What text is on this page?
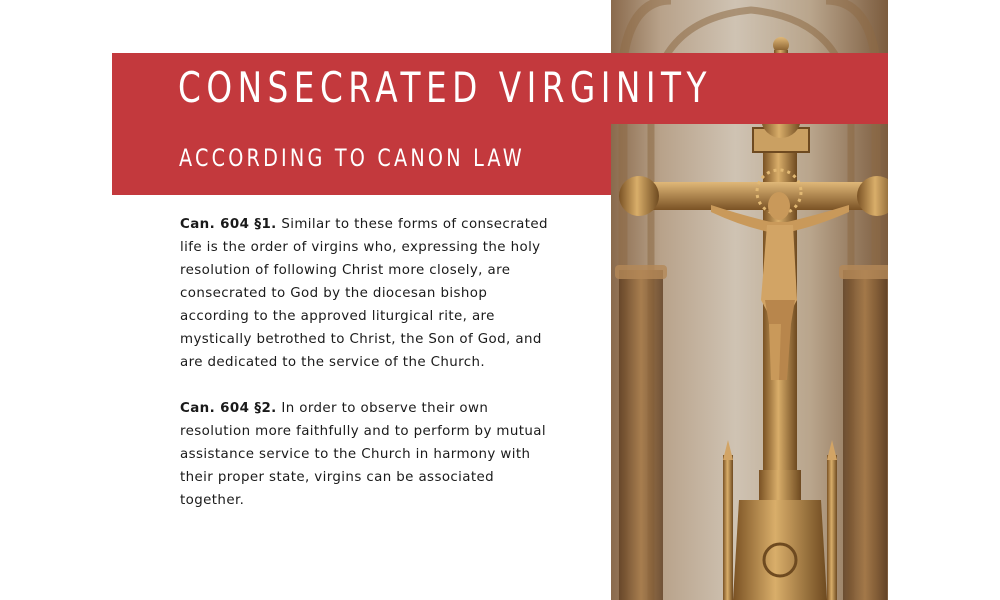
CONSECRATED VIRGINITY
ACCORDING TO CANON LAW

Can. 604 §1. Similar to these forms of consecrated life is the order of virgins who, expressing the holy resolution of following Christ more closely, are consecrated to God by the diocesan bishop according to the approved liturgical rite, are mystically betrothed to Christ, the Son of God, and are dedicated to the service of the Church.

Can. 604 §2. In order to observe their own resolution more faithfully and to perform by mutual assistance service to the Church in harmony with their proper state, virgins can be associated together.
===
* [What the task requires]:
Copy each line above precisely, dropping the pictures.

* [Response for this exercise]:
What text is on this page?
CONSECRATED VIRGINITY
ACCORDING TO CANON LAW

Can. 604 §1. Similar to these forms of consecrated life is the order of virgins who, expressing the holy resolution of following Christ more closely, are consecrated to God by the diocesan bishop according to the approved liturgical rite, are mystically betrothed to Christ, the Son of God, and are dedicated to the service of the Church.

Can. 604 §2. In order to observe their own resolution more faithfully and to perform by mutual assistance service to the Church in harmony with their proper state, virgins can be associated together.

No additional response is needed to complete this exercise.